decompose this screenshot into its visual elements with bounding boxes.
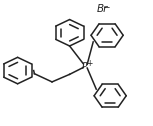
Text: P: P [82,62,88,71]
Text: +: + [86,58,92,68]
Text: −: − [102,2,110,11]
Text: Br: Br [96,4,108,14]
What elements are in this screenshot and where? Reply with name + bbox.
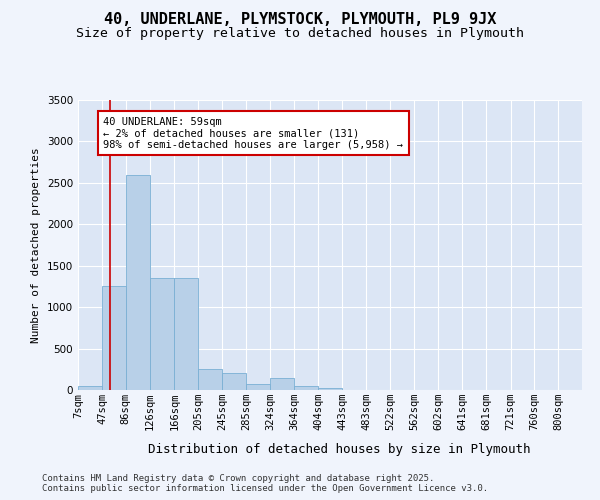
Bar — [126, 174, 150, 390]
Text: 40, UNDERLANE, PLYMSTOCK, PLYMOUTH, PL9 9JX: 40, UNDERLANE, PLYMSTOCK, PLYMOUTH, PL9 … — [104, 12, 496, 28]
Text: 40 UNDERLANE: 59sqm
← 2% of detached houses are smaller (131)
98% of semi-detach: 40 UNDERLANE: 59sqm ← 2% of detached hou… — [103, 116, 403, 150]
Text: Distribution of detached houses by size in Plymouth: Distribution of detached houses by size … — [148, 442, 530, 456]
Bar — [175, 278, 198, 390]
Y-axis label: Number of detached properties: Number of detached properties — [31, 147, 41, 343]
Bar — [78, 386, 102, 390]
Bar — [247, 384, 270, 390]
Text: Contains HM Land Registry data © Crown copyright and database right 2025.: Contains HM Land Registry data © Crown c… — [42, 474, 434, 483]
Bar — [319, 388, 342, 390]
Bar — [222, 374, 246, 390]
Bar — [198, 370, 222, 390]
Text: Size of property relative to detached houses in Plymouth: Size of property relative to detached ho… — [76, 28, 524, 40]
Bar — [102, 286, 125, 390]
Text: Contains public sector information licensed under the Open Government Licence v3: Contains public sector information licen… — [42, 484, 488, 493]
Bar — [150, 278, 174, 390]
Bar — [270, 378, 294, 390]
Bar — [294, 386, 318, 390]
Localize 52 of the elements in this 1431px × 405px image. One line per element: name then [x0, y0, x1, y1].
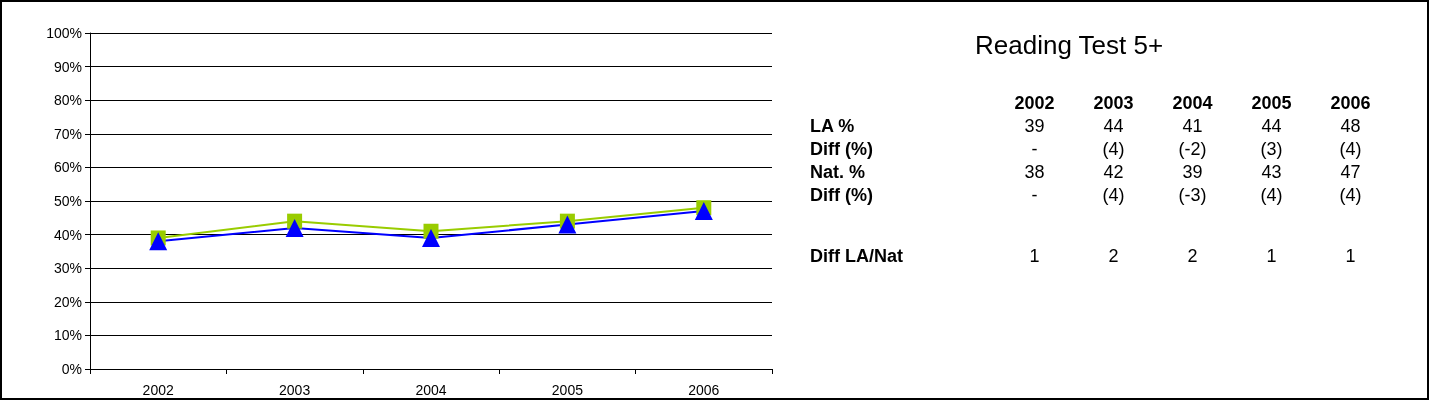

TASK GOAL =
Please give the material above as a Markdown table with the columns "Row" and "Line", one numbered row per line, with blank lines and pictures left out.

ANSWER BELOW =
| Row | Line |
|---|---|
| 1 | decompose this screenshot into its visual elements with bounding boxes. |
| 2 | Text: P: P [82,62,88,71] |
| 3 | Text: +: + [86,58,92,68] |
| 4 | Text: −: − [102,2,110,11] |
| 5 | Text: Br: Br [96,4,108,14] |
| 6 | What elements are in this screenshot and where? Reply with name + bbox. |
| 7 | Bar — [126, 174, 150, 390] |
| 8 | Text: 40, UNDERLANE, PLYMSTOCK, PLYMOUTH, PL9 9JX: 40, UNDERLANE, PLYMSTOCK, PLYMOUTH, PL9 … — [104, 12, 496, 28] |
| 9 | Text: 40 UNDERLANE: 59sqm |
| 10 | ← 2% of detached houses are smaller (131) |
| 11 | 98% of semi-detach: 40 UNDERLANE: 59sqm ← 2% of detached hou… — [103, 116, 403, 150] |
| 12 | Text: Distribution of detached houses by size in Plymouth: Distribution of detached houses by size … — [148, 442, 530, 456] |
| 13 | Bar — [175, 278, 198, 390] |
| 14 | Y-axis label: Number of detached properties: Number of detached properties — [31, 147, 41, 343] |
| 15 | Bar — [78, 386, 102, 390] |
| 16 | Bar — [247, 384, 270, 390] |
| 17 | Text: Contains HM Land Registry data © Crown copyright and database right 2025.: Contains HM Land Registry data © Crown c… — [42, 474, 434, 483] |
| 18 | Bar — [319, 388, 342, 390] |
| 19 | Bar — [222, 374, 246, 390] |
| 20 | Bar — [198, 370, 222, 390] |
| 21 | Text: Size of property relative to detached houses in Plymouth: Size of property relative to detached ho… — [76, 28, 524, 40] |
| 22 | Bar — [102, 286, 125, 390] |
| 23 | Text: Contains public sector information licensed under the Open Government Licence v3: Contains public sector information licen… — [42, 484, 488, 493] |
| 24 | Bar — [150, 278, 174, 390] |
| 25 | Bar — [270, 378, 294, 390] |
| 26 | Bar — [294, 386, 318, 390] |
| 27 | Localize 52 of the elements in this 1431px × 405px image. One line per element: name then [x0, y0, x1, y1]. |